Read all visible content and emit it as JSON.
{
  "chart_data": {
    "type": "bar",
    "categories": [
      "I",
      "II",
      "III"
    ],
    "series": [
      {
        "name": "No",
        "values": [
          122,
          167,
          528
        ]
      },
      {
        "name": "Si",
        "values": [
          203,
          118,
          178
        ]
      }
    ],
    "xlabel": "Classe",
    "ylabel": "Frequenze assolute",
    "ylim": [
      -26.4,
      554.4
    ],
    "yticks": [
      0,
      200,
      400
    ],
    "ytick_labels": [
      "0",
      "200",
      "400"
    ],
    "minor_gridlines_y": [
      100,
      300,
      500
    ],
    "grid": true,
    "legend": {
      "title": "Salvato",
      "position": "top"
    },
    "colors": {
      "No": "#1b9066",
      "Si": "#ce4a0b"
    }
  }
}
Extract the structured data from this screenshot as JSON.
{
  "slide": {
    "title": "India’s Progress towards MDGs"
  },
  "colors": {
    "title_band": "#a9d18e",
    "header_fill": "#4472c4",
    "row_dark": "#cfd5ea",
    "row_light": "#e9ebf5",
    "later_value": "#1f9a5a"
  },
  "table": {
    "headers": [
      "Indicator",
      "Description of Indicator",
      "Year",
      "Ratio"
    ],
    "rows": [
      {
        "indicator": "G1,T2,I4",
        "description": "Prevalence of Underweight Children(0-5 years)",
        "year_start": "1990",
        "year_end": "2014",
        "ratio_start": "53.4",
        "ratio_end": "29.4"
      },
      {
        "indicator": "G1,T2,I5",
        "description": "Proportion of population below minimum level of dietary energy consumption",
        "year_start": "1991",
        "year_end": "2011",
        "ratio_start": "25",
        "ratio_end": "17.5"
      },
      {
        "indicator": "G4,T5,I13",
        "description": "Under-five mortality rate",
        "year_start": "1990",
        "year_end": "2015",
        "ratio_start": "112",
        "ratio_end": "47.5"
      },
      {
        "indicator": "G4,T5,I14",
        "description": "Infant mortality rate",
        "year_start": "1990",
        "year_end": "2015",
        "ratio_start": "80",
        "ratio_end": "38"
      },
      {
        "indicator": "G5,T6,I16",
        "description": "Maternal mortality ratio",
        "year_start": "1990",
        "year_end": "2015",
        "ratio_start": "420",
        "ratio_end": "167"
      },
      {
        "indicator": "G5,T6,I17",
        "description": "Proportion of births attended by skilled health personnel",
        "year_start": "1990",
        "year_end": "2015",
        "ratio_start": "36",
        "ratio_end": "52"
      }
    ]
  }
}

Your task
Please output the entries above, every line exactly as it reads.

Expected answer
Read all visible content and emit it as JSON.
{
  "chart_data": {
    "type": "bar",
    "categories": [
      "I",
      "II",
      "III"
    ],
    "series": [
      {
        "name": "No",
        "values": [
          122,
          167,
          528
        ]
      },
      {
        "name": "Si",
        "values": [
          203,
          118,
          178
        ]
      }
    ],
    "xlabel": "Classe",
    "ylabel": "Frequenze assolute",
    "ylim": [
      -26.4,
      554.4
    ],
    "yticks": [
      0,
      200,
      400
    ],
    "ytick_labels": [
      "0",
      "200",
      "400"
    ],
    "minor_gridlines_y": [
      100,
      300,
      500
    ],
    "grid": true,
    "legend": {
      "title": "Salvato",
      "position": "top"
    },
    "colors": {
      "No": "#1b9066",
      "Si": "#ce4a0b"
    }
  }
}
Extract the structured data from this screenshot as JSON.
{
  "slide": {
    "title": "India’s Progress towards MDGs"
  },
  "colors": {
    "title_band": "#a9d18e",
    "header_fill": "#4472c4",
    "row_dark": "#cfd5ea",
    "row_light": "#e9ebf5",
    "later_value": "#1f9a5a"
  },
  "table": {
    "headers": [
      "Indicator",
      "Description of Indicator",
      "Year",
      "Ratio"
    ],
    "rows": [
      {
        "indicator": "G1,T2,I4",
        "description": "Prevalence of Underweight Children(0-5 years)",
        "year_start": "1990",
        "year_end": "2014",
        "ratio_start": "53.4",
        "ratio_end": "29.4"
      },
      {
        "indicator": "G1,T2,I5",
        "description": "Proportion of population below minimum level of dietary energy consumption",
        "year_start": "1991",
        "year_end": "2011",
        "ratio_start": "25",
        "ratio_end": "17.5"
      },
      {
        "indicator": "G4,T5,I13",
        "description": "Under-five mortality rate",
        "year_start": "1990",
        "year_end": "2015",
        "ratio_start": "112",
        "ratio_end": "47.5"
      },
      {
        "indicator": "G4,T5,I14",
        "description": "Infant mortality rate",
        "year_start": "1990",
        "year_end": "2015",
        "ratio_start": "80",
        "ratio_end": "38"
      },
      {
        "indicator": "G5,T6,I16",
        "description": "Maternal mortality ratio",
        "year_start": "1990",
        "year_end": "2015",
        "ratio_start": "420",
        "ratio_end": "167"
      },
      {
        "indicator": "G5,T6,I17",
        "description": "Proportion of births attended by skilled health personnel",
        "year_start": "1990",
        "year_end": "2015",
        "ratio_start": "36",
        "ratio_end": "52"
      }
    ]
  }
}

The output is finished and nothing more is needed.